Directions — Extract from the listing each line in which the word "JSON" appears.

Input rows —
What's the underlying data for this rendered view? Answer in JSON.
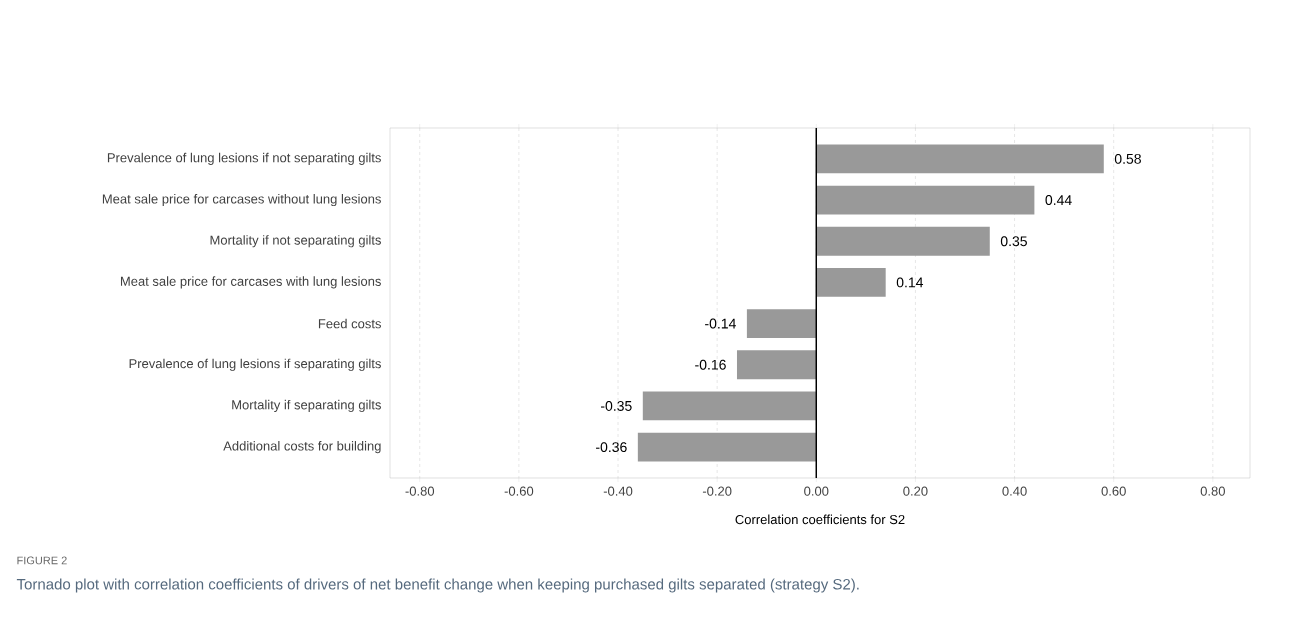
{
  "chart_data": {
    "type": "bar",
    "orientation": "horizontal",
    "categories": [
      "Prevalence of lung lesions if not separating gilts",
      "Meat sale price for carcases without lung lesions",
      "Mortality if not separating gilts",
      "Meat sale price for carcases with lung lesions",
      "Feed costs",
      "Prevalence of lung lesions if separating gilts",
      "Mortality if separating gilts",
      "Additional costs for building"
    ],
    "values": [
      0.58,
      0.44,
      0.35,
      0.14,
      -0.14,
      -0.16,
      -0.35,
      -0.36
    ],
    "color": "#999999",
    "data_labels": true,
    "xlabel": "Correlation coefficients for S2",
    "xlim": [
      -0.86,
      0.875
    ],
    "xticks": [
      {
        "value": -0.8,
        "label": "-0.80"
      },
      {
        "value": -0.6,
        "label": "-0.60"
      },
      {
        "value": -0.4,
        "label": "-0.40"
      },
      {
        "value": -0.2,
        "label": "-0.20"
      },
      {
        "value": 0,
        "label": "0.00"
      },
      {
        "value": 0.2,
        "label": "0.20"
      },
      {
        "value": 0.4,
        "label": "0.40"
      },
      {
        "value": 0.6,
        "label": "0.60"
      },
      {
        "value": 0.8,
        "label": "0.80"
      }
    ],
    "grid": "x",
    "ref_lines": [
      {
        "axis": "x",
        "value": 0,
        "color": "#000000"
      }
    ],
    "annotations": [
      "FIGURE 2",
      "Tornado plot with correlation coefficients of drivers of net benefit change when keeping purchased gilts separated (strategy S2)."
    ]
  }
}
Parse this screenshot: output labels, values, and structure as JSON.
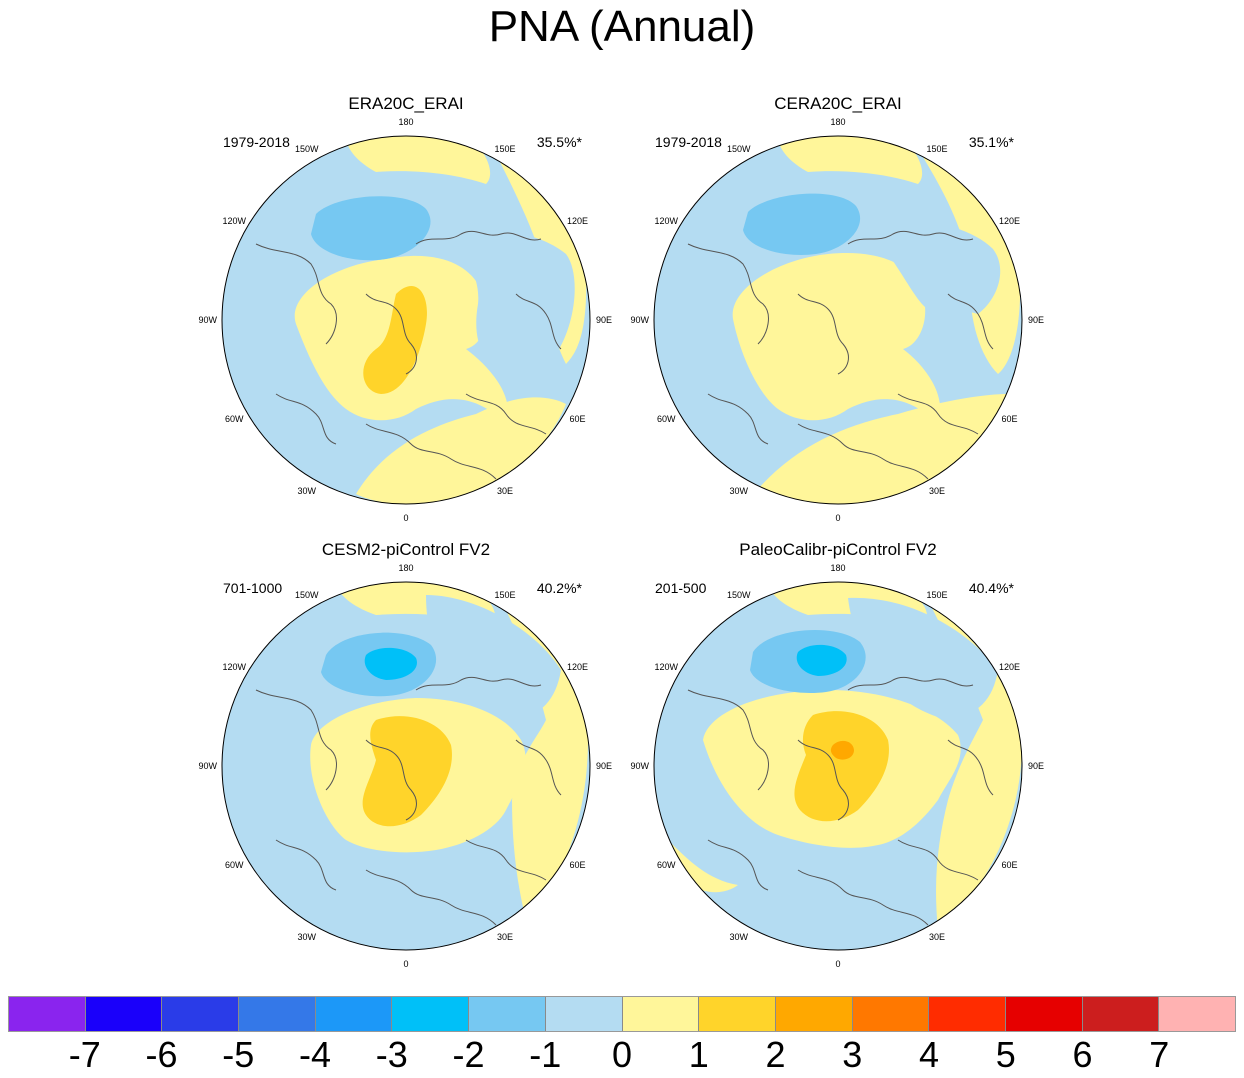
{
  "title": "PNA (Annual)",
  "colors": {
    "neg7": "#8a24ee",
    "neg6": "#1a00fa",
    "neg5": "#2a3ce8",
    "neg4": "#3478e8",
    "neg3": "#1c98f8",
    "neg2": "#00c0f8",
    "neg1": "#76c8f2",
    "zero": "#b4dcf2",
    "pos1": "#fff69a",
    "pos2": "#ffd42a",
    "pos3": "#ffa800",
    "pos4": "#ff7800",
    "pos5": "#ff2c00",
    "pos6": "#e60000",
    "pos7": "#cc1e1e",
    "pos8": "#ffb2b2"
  },
  "panels": [
    {
      "title": "ERA20C_ERAI",
      "period": "1979-2018",
      "percent": "35.5%*"
    },
    {
      "title": "CERA20C_ERAI",
      "period": "1979-2018",
      "percent": "35.1%*"
    },
    {
      "title": "CESM2-piControl FV2",
      "period": "701-1000",
      "percent": "40.2%*"
    },
    {
      "title": "PaleoCalibr-piControl FV2",
      "period": "201-500",
      "percent": "40.4%*"
    }
  ],
  "longitude_labels": {
    "l180": "180",
    "l150e": "150E",
    "l120e": "120E",
    "l90e": "90E",
    "l60e": "60E",
    "l30e": "30E",
    "l0": "0",
    "l30w": "30W",
    "l60w": "60W",
    "l90w": "90W",
    "l120w": "120W",
    "l150w": "150W"
  },
  "colorbar": {
    "tick_labels": [
      "-7",
      "-6",
      "-5",
      "-4",
      "-3",
      "-2",
      "-1",
      "0",
      "1",
      "2",
      "3",
      "4",
      "5",
      "6",
      "7"
    ]
  }
}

Result below —
What's the underlying data for this rendered view? Answer in JSON.
Parse this screenshot: output labels, values, and structure as JSON.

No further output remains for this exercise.